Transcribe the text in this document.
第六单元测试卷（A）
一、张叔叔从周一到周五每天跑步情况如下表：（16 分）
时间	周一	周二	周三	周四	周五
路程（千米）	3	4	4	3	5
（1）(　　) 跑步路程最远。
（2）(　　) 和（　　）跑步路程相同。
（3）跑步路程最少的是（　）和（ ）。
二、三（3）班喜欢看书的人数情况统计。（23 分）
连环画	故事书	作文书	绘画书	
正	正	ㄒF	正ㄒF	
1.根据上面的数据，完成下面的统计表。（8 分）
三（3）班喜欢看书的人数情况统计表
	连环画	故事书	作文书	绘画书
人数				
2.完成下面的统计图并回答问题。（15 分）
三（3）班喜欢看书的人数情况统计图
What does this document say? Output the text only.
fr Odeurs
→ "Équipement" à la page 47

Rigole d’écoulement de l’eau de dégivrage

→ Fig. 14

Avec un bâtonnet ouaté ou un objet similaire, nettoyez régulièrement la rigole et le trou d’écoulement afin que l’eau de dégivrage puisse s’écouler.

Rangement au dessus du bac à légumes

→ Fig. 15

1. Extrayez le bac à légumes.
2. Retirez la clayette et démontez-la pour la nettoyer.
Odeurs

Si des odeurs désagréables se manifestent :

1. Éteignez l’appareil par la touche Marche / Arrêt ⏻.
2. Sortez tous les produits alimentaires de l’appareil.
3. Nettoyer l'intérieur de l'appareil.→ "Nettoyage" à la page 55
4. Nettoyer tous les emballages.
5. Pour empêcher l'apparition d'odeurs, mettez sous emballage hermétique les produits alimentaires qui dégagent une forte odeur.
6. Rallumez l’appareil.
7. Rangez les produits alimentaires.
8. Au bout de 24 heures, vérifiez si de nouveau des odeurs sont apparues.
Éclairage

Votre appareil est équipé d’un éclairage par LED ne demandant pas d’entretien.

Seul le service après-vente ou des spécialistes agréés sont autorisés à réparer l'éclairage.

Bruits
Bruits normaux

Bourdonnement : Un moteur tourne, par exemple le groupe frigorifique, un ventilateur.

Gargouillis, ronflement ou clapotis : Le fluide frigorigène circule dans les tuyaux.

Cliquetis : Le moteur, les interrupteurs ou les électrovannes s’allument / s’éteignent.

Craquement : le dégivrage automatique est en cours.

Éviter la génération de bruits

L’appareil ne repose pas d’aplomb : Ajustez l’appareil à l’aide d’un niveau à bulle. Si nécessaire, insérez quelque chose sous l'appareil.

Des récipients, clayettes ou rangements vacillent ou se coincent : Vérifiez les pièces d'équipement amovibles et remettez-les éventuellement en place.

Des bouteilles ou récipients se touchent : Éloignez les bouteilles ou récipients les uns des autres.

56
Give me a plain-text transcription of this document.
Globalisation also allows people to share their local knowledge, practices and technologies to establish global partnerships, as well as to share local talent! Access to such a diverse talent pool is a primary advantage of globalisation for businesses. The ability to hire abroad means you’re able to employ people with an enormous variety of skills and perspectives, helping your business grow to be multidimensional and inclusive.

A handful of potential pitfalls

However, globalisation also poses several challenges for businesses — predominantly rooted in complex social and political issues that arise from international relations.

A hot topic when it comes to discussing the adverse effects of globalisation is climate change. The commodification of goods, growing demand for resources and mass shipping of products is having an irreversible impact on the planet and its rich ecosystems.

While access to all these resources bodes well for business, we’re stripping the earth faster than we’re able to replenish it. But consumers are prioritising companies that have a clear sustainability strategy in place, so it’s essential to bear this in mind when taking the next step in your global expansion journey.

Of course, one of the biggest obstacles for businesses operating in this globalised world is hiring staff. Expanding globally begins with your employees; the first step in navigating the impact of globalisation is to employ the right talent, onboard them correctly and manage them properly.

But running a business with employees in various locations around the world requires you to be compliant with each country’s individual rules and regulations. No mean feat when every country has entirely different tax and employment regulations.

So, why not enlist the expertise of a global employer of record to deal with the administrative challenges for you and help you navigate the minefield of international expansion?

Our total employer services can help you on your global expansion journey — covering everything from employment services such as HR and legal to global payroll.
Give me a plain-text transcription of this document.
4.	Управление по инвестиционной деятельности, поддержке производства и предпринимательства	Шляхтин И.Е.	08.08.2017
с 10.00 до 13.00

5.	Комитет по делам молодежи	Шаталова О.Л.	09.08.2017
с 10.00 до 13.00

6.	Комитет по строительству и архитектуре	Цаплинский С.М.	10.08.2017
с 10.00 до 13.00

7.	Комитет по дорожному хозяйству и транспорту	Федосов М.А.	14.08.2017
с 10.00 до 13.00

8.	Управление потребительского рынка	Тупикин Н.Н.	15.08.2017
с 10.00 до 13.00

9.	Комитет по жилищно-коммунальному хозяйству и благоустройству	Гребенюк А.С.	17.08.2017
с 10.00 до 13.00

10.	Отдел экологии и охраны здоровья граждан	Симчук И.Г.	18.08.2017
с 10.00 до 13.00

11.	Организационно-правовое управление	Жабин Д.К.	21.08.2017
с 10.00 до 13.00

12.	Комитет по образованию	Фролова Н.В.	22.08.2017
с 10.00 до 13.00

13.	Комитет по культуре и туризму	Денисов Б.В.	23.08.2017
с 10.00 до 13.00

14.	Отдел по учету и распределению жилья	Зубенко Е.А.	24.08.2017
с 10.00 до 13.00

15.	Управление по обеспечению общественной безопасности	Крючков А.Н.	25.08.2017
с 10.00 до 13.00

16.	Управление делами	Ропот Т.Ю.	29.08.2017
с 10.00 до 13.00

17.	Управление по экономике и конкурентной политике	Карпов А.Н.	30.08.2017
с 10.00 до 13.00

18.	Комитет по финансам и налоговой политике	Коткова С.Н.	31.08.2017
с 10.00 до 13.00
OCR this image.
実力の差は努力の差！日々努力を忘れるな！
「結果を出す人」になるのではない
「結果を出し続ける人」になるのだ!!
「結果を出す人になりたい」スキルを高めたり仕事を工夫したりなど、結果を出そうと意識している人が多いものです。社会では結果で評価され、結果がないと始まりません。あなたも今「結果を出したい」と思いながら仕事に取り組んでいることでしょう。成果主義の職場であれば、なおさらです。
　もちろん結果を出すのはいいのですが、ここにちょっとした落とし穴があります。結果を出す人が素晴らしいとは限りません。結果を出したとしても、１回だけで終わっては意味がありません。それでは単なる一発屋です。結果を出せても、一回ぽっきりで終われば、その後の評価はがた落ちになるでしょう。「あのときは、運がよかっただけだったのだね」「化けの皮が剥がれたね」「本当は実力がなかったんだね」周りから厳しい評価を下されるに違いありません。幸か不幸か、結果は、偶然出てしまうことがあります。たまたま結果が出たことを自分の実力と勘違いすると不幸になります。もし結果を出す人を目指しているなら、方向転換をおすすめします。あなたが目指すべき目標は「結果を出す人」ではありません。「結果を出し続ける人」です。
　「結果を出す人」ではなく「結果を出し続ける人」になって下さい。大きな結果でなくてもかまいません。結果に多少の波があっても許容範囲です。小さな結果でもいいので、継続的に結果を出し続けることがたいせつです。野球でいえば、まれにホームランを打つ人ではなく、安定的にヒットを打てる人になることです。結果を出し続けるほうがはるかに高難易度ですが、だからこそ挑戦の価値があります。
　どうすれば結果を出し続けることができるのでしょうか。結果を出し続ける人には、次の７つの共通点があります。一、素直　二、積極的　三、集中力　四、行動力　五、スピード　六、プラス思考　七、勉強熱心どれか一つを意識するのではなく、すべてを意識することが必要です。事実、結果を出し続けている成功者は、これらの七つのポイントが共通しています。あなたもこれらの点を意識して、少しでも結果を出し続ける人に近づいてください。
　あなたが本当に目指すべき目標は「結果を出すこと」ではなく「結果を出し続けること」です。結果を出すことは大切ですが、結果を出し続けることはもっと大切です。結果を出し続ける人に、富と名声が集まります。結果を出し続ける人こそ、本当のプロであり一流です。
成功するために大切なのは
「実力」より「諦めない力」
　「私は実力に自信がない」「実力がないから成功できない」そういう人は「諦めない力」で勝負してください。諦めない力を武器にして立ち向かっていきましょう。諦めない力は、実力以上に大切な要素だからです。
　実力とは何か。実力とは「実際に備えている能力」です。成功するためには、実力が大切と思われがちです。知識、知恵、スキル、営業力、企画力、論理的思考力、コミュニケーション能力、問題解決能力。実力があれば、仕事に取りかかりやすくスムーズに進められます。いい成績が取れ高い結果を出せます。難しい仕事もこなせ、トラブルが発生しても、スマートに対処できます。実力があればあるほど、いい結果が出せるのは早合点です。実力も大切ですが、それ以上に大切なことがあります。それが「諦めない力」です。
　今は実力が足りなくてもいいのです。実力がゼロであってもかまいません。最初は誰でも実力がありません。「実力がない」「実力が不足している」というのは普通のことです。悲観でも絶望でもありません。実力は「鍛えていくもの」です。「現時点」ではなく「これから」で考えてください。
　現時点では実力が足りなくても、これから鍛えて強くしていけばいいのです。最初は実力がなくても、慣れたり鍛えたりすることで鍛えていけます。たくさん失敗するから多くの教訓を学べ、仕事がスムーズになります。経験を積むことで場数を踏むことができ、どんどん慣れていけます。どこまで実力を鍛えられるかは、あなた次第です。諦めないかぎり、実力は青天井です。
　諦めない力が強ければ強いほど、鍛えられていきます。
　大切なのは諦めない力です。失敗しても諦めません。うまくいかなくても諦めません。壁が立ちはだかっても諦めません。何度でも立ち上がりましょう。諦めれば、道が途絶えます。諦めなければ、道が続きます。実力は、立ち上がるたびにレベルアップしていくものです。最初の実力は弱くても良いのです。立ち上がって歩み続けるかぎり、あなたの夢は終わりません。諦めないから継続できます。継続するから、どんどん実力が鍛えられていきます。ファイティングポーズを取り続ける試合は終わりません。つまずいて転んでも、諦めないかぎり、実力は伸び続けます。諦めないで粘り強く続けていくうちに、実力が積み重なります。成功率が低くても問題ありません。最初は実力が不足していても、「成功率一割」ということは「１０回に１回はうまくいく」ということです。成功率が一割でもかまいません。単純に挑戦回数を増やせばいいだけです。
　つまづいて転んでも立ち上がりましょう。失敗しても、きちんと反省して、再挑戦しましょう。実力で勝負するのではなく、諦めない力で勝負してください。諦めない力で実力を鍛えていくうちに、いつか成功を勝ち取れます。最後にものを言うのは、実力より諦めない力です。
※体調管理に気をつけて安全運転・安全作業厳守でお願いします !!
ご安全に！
----------------------------------------
§ **Request**: Search the preceding listing for the word "challenges" and pull out every line that holds it.

§ **Task solution**:
However, globalisation also poses several challenges for businesses — predominantly rooted in complex social and political issues that arise from international relations.
So, why not enlist the expertise of a global employer of record to deal with the administrative challenges for you and help you navigate the minefield of international expansion?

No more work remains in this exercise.